Dataset records:
================================
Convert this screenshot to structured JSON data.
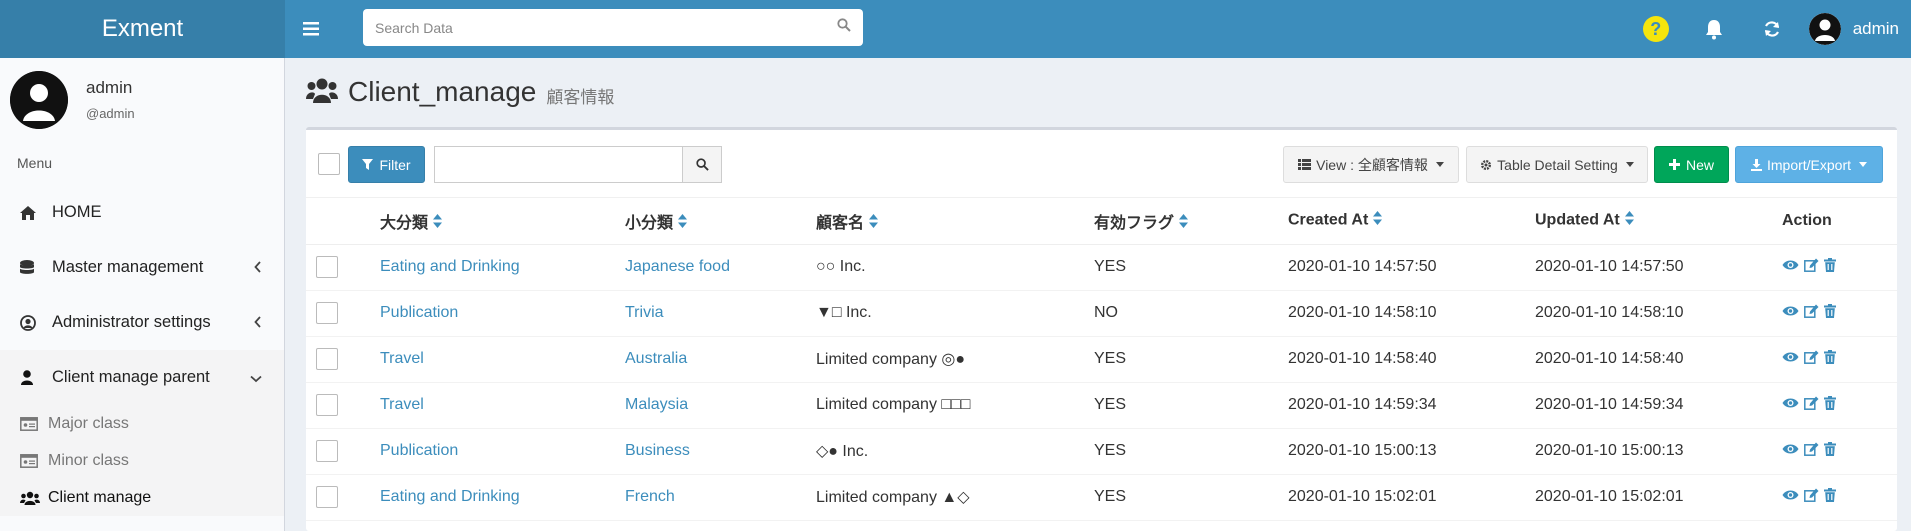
{
  "app": {
    "logo": "Exment"
  },
  "header": {
    "search_placeholder": "Search Data",
    "user_name": "admin",
    "colors": {
      "bar": "#3c8dbc",
      "logo_bg": "#367fa9",
      "help": "#f5e50c"
    }
  },
  "sidebar": {
    "user": {
      "name": "admin",
      "handle": "@admin"
    },
    "menu_header": "Menu",
    "items": [
      {
        "label": "HOME",
        "icon": "home-icon"
      },
      {
        "label": "Master management",
        "icon": "database-icon"
      },
      {
        "label": "Administrator settings",
        "icon": "user-circle-icon"
      },
      {
        "label": "Client manage parent",
        "icon": "user-icon"
      }
    ],
    "subitems": [
      {
        "label": "Major class",
        "icon": "id-card-icon"
      },
      {
        "label": "Minor class",
        "icon": "id-card-icon"
      },
      {
        "label": "Client manage",
        "icon": "users-icon"
      }
    ]
  },
  "page": {
    "title": "Client_manage",
    "subtitle": "顧客情報"
  },
  "toolbar": {
    "filter_label": "Filter",
    "view_label": "View : 全顧客情報",
    "table_setting_label": "Table Detail Setting",
    "new_label": "New",
    "import_export_label": "Import/Export"
  },
  "table": {
    "columns": [
      "大分類",
      "小分類",
      "顧客名",
      "有効フラグ",
      "Created At",
      "Updated At",
      "Action"
    ],
    "rows": [
      {
        "major": "Eating and Drinking",
        "minor": "Japanese food",
        "name": "○○ Inc.",
        "flag": "YES",
        "created": "2020-01-10 14:57:50",
        "updated": "2020-01-10 14:57:50"
      },
      {
        "major": "Publication",
        "minor": "Trivia",
        "name": "▼□ Inc.",
        "flag": "NO",
        "created": "2020-01-10 14:58:10",
        "updated": "2020-01-10 14:58:10"
      },
      {
        "major": "Travel",
        "minor": "Australia",
        "name": "Limited company ◎●",
        "flag": "YES",
        "created": "2020-01-10 14:58:40",
        "updated": "2020-01-10 14:58:40"
      },
      {
        "major": "Travel",
        "minor": "Malaysia",
        "name": "Limited company □□□",
        "flag": "YES",
        "created": "2020-01-10 14:59:34",
        "updated": "2020-01-10 14:59:34"
      },
      {
        "major": "Publication",
        "minor": "Business",
        "name": "◇● Inc.",
        "flag": "YES",
        "created": "2020-01-10 15:00:13",
        "updated": "2020-01-10 15:00:13"
      },
      {
        "major": "Eating and Drinking",
        "minor": "French",
        "name": "Limited company ▲◇",
        "flag": "YES",
        "created": "2020-01-10 15:02:01",
        "updated": "2020-01-10 15:02:01"
      }
    ]
  }
}
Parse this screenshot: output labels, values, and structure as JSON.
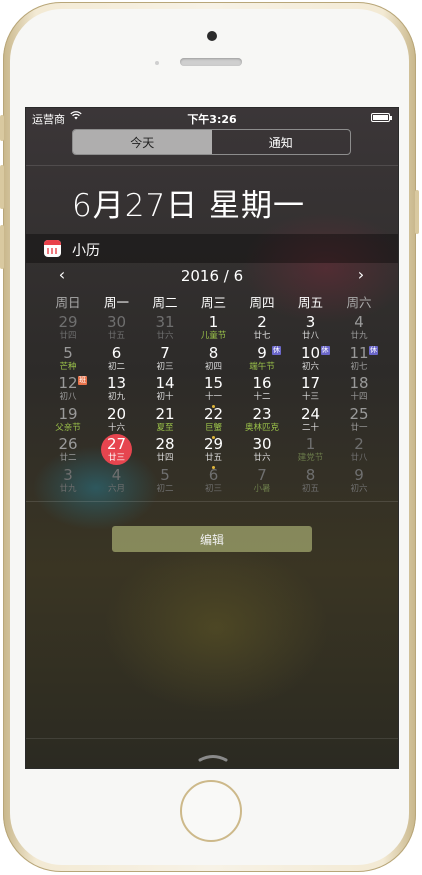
================================
Request:
Working from the lines above, reproduce the material exactly and exclude its pictures.

Written response:
Convert this screenshot to structured JSON data.
{
  "app": {
    "logo": "Exment"
  },
  "header": {
    "search_placeholder": "Search Data",
    "user_name": "admin",
    "colors": {
      "bar": "#3c8dbc",
      "logo_bg": "#367fa9",
      "help": "#f5e50c"
    }
  },
  "sidebar": {
    "user": {
      "name": "admin",
      "handle": "@admin"
    },
    "menu_header": "Menu",
    "items": [
      {
        "label": "HOME",
        "icon": "home-icon"
      },
      {
        "label": "Master management",
        "icon": "database-icon"
      },
      {
        "label": "Administrator settings",
        "icon": "user-circle-icon"
      },
      {
        "label": "Client manage parent",
        "icon": "user-icon"
      }
    ],
    "subitems": [
      {
        "label": "Major class",
        "icon": "id-card-icon"
      },
      {
        "label": "Minor class",
        "icon": "id-card-icon"
      },
      {
        "label": "Client manage",
        "icon": "users-icon"
      }
    ]
  },
  "page": {
    "title": "Client_manage",
    "subtitle": "顧客情報"
  },
  "toolbar": {
    "filter_label": "Filter",
    "view_label": "View : 全顧客情報",
    "table_setting_label": "Table Detail Setting",
    "new_label": "New",
    "import_export_label": "Import/Export"
  },
  "table": {
    "columns": [
      "大分類",
      "小分類",
      "顧客名",
      "有効フラグ",
      "Created At",
      "Updated At",
      "Action"
    ],
    "rows": [
      {
        "major": "Eating and Drinking",
        "minor": "Japanese food",
        "name": "○○ Inc.",
        "flag": "YES",
        "created": "2020-01-10 14:57:50",
        "updated": "2020-01-10 14:57:50"
      },
      {
        "major": "Publication",
        "minor": "Trivia",
        "name": "▼□ Inc.",
        "flag": "NO",
        "created": "2020-01-10 14:58:10",
        "updated": "2020-01-10 14:58:10"
      },
      {
        "major": "Travel",
        "minor": "Australia",
        "name": "Limited company ◎●",
        "flag": "YES",
        "created": "2020-01-10 14:58:40",
        "updated": "2020-01-10 14:58:40"
      },
      {
        "major": "Travel",
        "minor": "Malaysia",
        "name": "Limited company □□□",
        "flag": "YES",
        "created": "2020-01-10 14:59:34",
        "updated": "2020-01-10 14:59:34"
      },
      {
        "major": "Publication",
        "minor": "Business",
        "name": "◇● Inc.",
        "flag": "YES",
        "created": "2020-01-10 15:00:13",
        "updated": "2020-01-10 15:00:13"
      },
      {
        "major": "Eating and Drinking",
        "minor": "French",
        "name": "Limited company ▲◇",
        "flag": "YES",
        "created": "2020-01-10 15:02:01",
        "updated": "2020-01-10 15:02:01"
      }
    ]
  }
}
Parse this screenshot: output labels, values, and structure as JSON.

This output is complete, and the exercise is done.